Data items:
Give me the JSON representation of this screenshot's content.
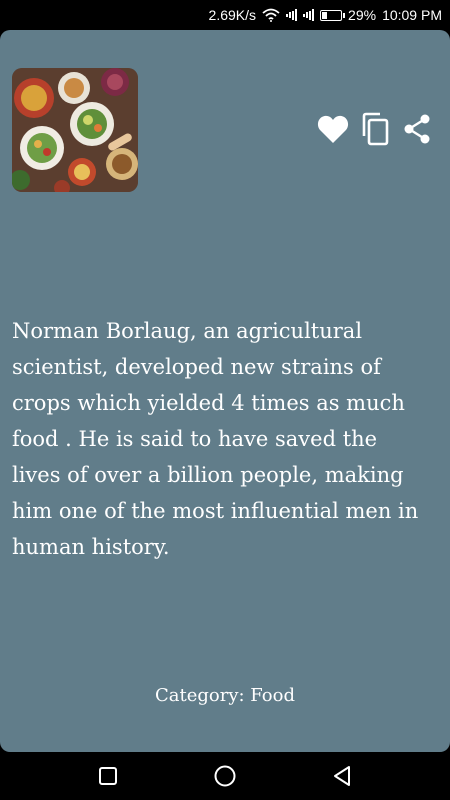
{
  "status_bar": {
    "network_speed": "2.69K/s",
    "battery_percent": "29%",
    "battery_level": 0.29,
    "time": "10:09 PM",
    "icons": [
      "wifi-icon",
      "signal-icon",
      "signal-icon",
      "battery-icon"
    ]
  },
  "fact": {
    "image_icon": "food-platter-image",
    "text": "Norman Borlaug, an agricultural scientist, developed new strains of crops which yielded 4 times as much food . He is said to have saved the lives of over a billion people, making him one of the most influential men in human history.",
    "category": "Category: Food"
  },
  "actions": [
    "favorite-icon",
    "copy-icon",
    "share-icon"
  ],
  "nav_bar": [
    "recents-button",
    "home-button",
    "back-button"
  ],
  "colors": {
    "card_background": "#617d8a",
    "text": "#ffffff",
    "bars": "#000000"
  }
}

- EXERCISE AIM
Filter the records for lines holding the string "button". Copy each one.

- EXERCISE ANSWER
    "recents-button",
    "home-button",
    "back-button"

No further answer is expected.